## Défi
Recopiez mot pour mot le passage de l'article sur les diaspora bonds du Sénégal compris entre « Le Sénégal a la » et « des Affaires étrangères. », bornes incluses.

━━ Extrait du document ━━

Les « diaspora bonds » du Sénégal peuvent-ils être un succès ? Cinq questions pour comprendre
Dans son projet de loi de finances 2025, le gouvernement sénégalais prévoit l’émission d’obligations à destination de ses ressortissants à l’étranger. Objectif : diversifier les sources de financement du pays.
En 2023, les fonds transférés de la diaspora vers le Sénégal s’élevaient à 1 600 milliards de F CFA, soit plus de 2,4 milliards d’euros, ce qui représente 9,4 % du PIB du pays. C’est plus que l’aide délivrée par les institutions internationales et les bailleurs de fonds bilatéraux.
Selon l’hypothèse d’Amath Ndiaye, professeur d’économie à l’Université Cheikh-Anta-Diop à Dakar (Ucad) et consultant international, « il suffit que chacun des 700 000 Sénégalais issus de la diaspora souscrive en moyenne aux diaspora
bonds à hauteur de 310 000 F CFA (soit 472 euros) » pour que le déficit budgétaire, qui s’élevait à 840 milliards de F CFA en 2024, soit financé par ses ressortissants à l’étranger. Une ressource non négligeable que le Sénégal souhaite
mobiliser via ces emprunts obligataires, dans le cadre de son projet de loi de finances 2025.
Adopté en décembre dernier, ce dispositif devrait entrer en vigueur à partir de cet été pour la période 2025-2027, conformément à la stratégie nationale de développement (Sn2D) 2025-2029.
Les diaspora bonds seront émis à des taux d’intérêt compétitifs avec des avantages fiscaux, dans l’optique de financer des projets structurants, dans des secteurs clés comme les infrastructures, la santé et l’éducation.
Les ressortissants sénégalais disposent-ils du capital confiance et du pouvoir d’achat suffisant pour participer à cette mobilisation ? Un précédent projet de diaspora bonds avait déjà été lancé en 2019, mais l’objectif d’obtenir un financement à hauteur de 60 % par les résidents hors Union économique et monétaire ouest africaine (Uemoa) n’avait pas été atteint.
1 – Pourquoi le Sénégal a-t-il recours à cet outil ?
Le Sénégal a la volonté de diversifier ses sources de financement, tout en renforçant ses liens avec ses ressortissants à l’étranger. « Les diaspora bonds offrent un rendement compétitif, mais potentiellement inférieur à celui exigé par les investisseurs institutionnels internationaux, ce qui allège la charge de la dette publique », explique Babacar Sané Ba, directeur des partenariats et de la promotion économique et culturelle, au sein du ministère de l’Intégration africaine et des Affaires étrangères.

━━━
━━ Données fournies ━━

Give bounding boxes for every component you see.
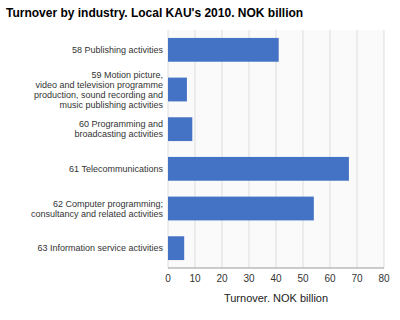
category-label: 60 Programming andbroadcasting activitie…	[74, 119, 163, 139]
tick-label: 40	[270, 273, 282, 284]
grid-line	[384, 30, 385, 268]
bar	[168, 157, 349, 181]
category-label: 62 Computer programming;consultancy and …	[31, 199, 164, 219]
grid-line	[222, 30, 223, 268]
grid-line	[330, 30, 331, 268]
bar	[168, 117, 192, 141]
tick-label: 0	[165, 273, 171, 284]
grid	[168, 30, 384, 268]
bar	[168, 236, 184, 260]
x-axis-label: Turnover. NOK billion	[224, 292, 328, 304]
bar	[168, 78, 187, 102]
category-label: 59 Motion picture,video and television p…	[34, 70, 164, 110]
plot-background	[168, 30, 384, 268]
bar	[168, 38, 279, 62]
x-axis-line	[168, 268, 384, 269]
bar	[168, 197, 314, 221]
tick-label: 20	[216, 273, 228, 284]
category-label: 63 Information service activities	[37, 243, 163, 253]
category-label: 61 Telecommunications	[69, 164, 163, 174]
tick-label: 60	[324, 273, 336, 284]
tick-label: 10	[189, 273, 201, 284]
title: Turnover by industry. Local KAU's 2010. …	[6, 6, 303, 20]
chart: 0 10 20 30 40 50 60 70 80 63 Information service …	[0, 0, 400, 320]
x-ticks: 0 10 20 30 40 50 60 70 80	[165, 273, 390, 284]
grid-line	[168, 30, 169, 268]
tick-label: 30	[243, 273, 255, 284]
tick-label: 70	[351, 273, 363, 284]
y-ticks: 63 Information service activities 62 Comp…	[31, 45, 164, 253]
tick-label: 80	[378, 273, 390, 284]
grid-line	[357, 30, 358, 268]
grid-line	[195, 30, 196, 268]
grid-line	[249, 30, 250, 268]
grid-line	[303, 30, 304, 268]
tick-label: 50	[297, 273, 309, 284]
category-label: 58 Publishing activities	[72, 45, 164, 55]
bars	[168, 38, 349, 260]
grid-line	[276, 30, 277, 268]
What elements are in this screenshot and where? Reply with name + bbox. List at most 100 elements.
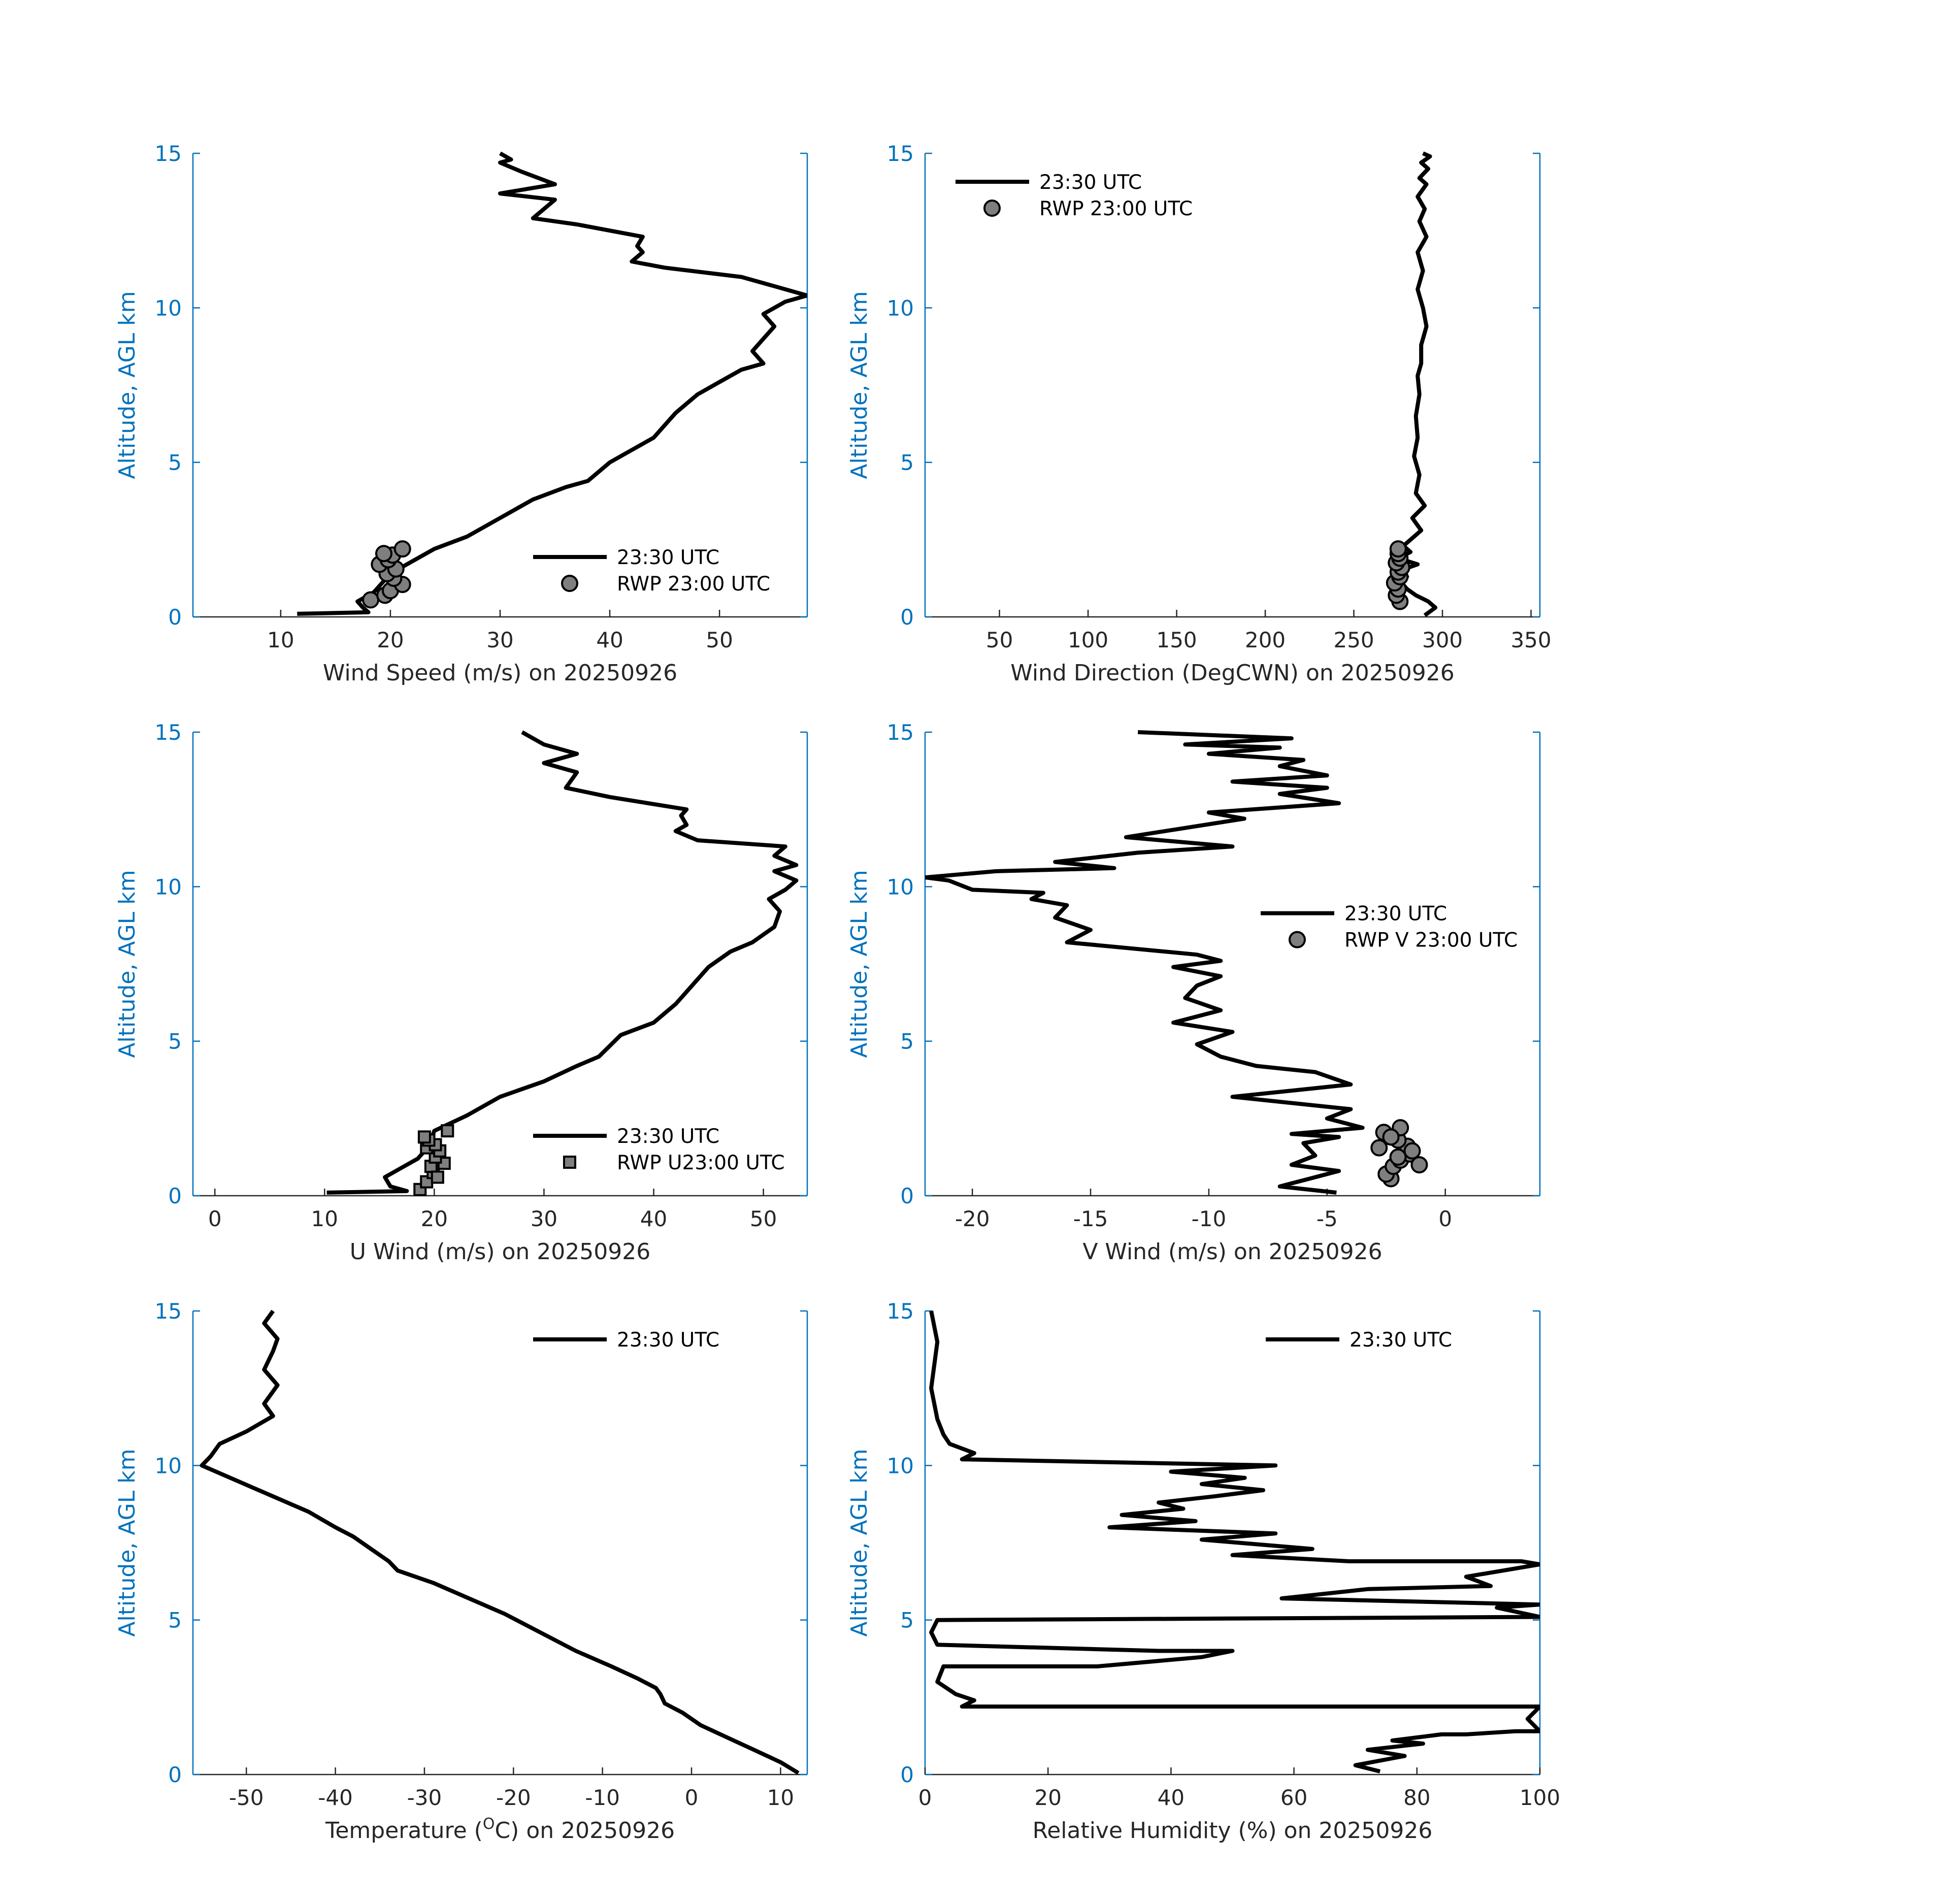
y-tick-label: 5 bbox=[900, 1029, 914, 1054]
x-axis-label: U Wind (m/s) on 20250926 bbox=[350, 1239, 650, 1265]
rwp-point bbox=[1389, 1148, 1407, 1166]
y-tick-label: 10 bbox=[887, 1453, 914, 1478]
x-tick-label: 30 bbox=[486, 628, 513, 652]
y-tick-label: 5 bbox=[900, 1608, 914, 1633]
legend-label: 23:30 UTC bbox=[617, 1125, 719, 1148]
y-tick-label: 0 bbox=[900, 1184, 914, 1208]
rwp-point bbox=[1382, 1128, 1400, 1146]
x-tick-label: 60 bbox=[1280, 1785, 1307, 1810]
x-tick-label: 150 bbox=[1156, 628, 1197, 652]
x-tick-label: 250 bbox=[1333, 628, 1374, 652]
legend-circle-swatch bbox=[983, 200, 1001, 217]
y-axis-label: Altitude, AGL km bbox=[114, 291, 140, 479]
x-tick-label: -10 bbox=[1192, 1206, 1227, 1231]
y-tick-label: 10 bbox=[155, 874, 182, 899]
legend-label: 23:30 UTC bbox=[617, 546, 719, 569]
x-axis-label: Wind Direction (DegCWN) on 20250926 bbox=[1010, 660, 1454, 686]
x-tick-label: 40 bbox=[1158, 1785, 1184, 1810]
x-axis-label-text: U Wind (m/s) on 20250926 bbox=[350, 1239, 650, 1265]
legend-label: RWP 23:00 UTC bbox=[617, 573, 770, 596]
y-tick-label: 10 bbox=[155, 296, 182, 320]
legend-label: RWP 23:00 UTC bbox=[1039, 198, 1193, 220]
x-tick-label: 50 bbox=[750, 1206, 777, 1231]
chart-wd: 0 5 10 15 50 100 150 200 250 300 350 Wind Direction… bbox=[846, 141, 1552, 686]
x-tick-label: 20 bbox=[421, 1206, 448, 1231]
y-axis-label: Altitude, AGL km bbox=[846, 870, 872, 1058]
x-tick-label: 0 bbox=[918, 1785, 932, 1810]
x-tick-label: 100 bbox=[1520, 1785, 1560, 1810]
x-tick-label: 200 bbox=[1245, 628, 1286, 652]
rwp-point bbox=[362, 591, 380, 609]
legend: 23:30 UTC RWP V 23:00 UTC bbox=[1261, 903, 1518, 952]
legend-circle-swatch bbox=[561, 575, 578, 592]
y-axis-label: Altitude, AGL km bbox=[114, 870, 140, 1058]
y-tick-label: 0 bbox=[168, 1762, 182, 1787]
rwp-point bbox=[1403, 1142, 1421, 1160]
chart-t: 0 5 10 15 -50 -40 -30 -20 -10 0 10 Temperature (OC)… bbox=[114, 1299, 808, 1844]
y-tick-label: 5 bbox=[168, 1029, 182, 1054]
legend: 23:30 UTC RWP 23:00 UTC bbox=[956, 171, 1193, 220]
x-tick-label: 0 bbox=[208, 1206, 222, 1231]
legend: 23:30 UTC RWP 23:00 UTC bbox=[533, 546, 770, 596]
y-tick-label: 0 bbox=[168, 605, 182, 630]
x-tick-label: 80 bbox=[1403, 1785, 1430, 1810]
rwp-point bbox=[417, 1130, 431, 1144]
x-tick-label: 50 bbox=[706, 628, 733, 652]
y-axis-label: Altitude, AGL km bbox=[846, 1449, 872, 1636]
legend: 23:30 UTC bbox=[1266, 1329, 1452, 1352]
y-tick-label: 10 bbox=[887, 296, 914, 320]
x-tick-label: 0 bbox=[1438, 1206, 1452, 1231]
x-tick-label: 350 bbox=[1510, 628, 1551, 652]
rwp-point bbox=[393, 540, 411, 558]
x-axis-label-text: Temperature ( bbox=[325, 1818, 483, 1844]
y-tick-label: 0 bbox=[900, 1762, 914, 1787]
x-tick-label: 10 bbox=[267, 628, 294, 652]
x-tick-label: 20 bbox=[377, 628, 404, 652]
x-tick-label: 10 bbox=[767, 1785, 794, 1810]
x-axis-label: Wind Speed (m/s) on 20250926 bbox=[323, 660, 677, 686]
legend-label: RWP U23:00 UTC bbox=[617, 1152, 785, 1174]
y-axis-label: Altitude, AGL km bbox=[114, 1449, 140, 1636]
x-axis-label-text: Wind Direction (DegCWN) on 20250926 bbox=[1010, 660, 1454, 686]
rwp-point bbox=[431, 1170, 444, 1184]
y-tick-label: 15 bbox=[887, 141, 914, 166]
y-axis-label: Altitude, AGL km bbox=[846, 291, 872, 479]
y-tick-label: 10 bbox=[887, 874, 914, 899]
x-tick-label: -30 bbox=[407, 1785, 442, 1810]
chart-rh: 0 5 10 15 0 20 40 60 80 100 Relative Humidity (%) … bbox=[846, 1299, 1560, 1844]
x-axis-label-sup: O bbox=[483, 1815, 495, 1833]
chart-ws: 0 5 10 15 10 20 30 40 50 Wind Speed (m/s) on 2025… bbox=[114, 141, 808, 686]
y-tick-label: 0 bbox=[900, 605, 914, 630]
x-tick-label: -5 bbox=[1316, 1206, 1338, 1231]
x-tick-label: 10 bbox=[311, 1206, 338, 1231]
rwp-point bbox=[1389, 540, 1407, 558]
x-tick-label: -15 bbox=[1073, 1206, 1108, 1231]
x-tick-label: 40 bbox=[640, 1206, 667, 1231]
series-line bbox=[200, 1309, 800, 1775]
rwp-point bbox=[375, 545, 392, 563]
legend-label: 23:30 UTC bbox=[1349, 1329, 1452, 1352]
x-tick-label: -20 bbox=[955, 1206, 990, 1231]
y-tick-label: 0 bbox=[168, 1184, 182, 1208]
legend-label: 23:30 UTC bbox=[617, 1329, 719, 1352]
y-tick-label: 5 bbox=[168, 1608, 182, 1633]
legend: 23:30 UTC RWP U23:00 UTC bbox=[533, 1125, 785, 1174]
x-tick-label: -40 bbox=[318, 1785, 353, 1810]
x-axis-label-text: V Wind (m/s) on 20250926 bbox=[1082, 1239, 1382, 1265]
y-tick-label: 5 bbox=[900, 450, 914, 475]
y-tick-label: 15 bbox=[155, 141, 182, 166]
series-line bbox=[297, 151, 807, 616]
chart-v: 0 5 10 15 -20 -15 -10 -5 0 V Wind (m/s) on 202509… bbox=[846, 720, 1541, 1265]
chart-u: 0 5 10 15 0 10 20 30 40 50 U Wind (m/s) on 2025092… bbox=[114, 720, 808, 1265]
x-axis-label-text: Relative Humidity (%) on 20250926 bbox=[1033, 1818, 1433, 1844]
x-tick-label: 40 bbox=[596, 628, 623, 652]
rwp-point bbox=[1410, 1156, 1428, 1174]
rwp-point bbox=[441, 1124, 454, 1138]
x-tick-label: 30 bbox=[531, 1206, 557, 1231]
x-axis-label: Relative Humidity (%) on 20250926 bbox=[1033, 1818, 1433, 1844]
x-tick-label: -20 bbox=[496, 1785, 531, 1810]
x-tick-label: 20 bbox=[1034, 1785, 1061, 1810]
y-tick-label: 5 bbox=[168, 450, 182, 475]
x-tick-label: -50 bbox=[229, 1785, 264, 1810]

━━━
━━ Données fournies ━━

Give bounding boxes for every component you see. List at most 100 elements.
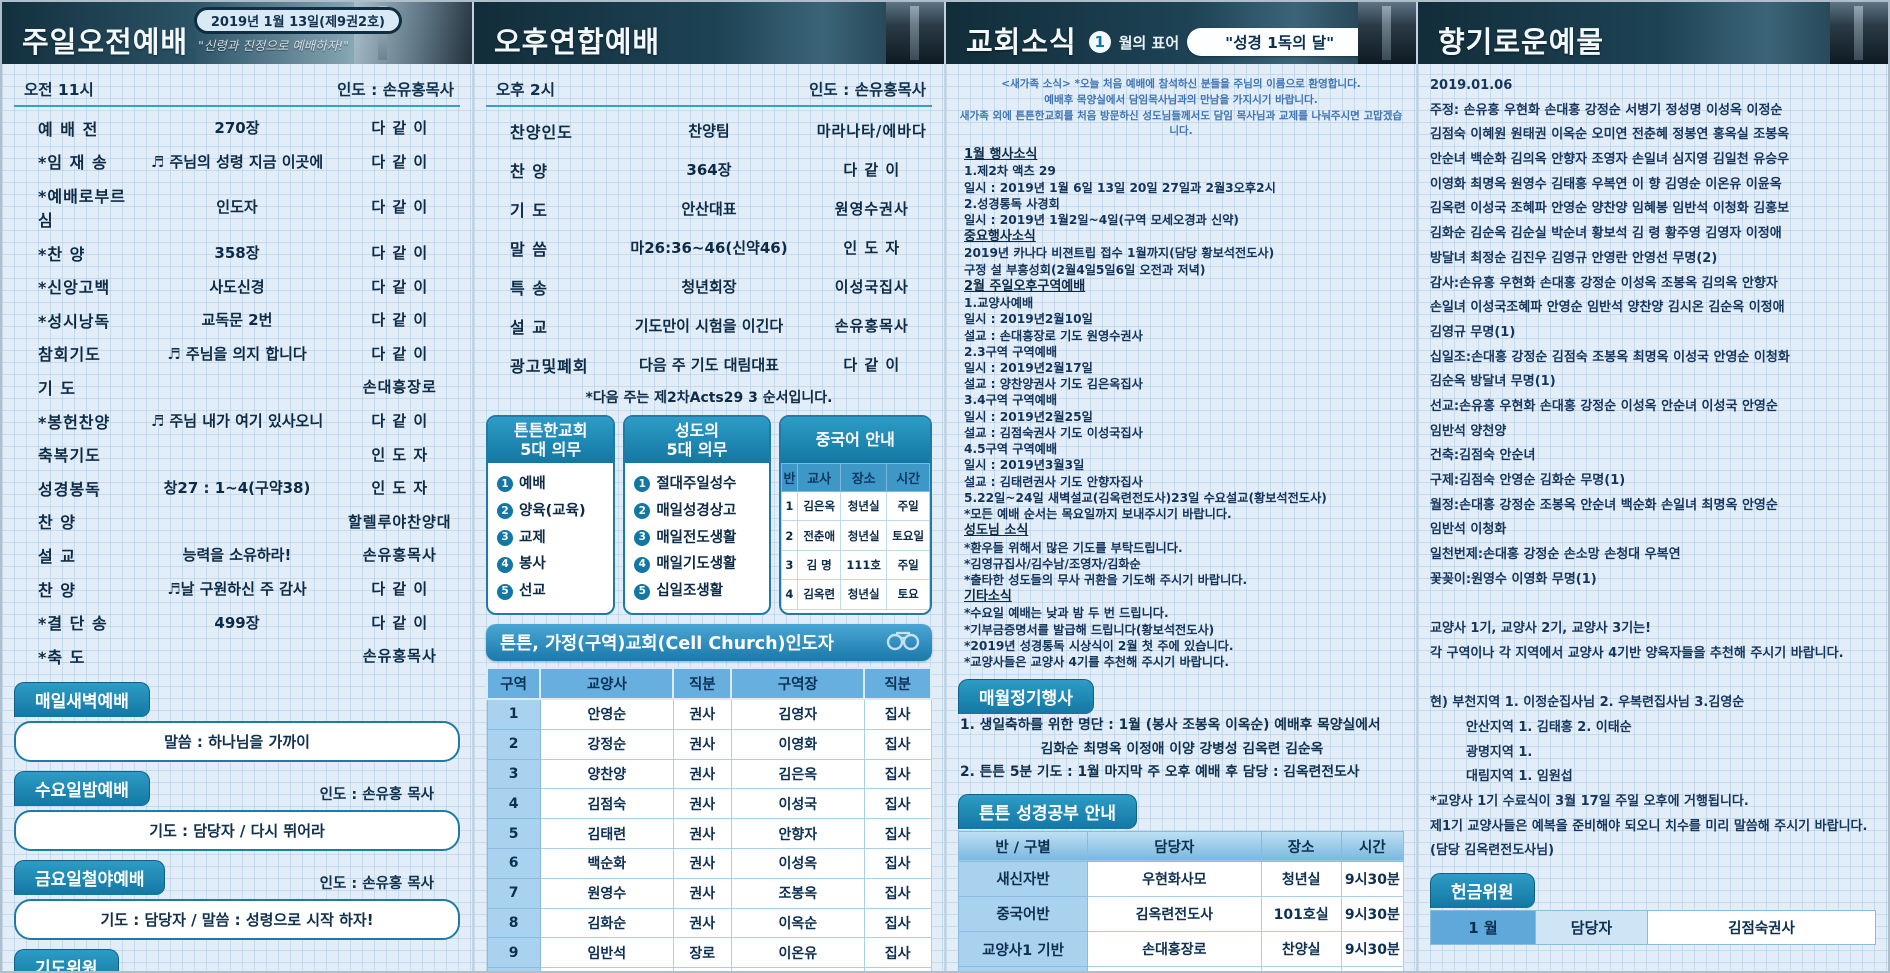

━━━

## Solution proposée
Le Sénégal a la volonté de diversifier ses sources de financement, tout en renforçant ses liens avec ses ressortissants à l’étranger. « Les diaspora bonds offrent un rendement compétitif, mais potentiellement inférieur à celui exigé par les investisseurs institutionnels internationaux, ce qui allège la charge de la dette publique », explique Babacar Sané Ba, directeur des partenariats et de la promotion économique et culturelle, au sein du ministère de l’Intégration africaine et des Affaires étrangères.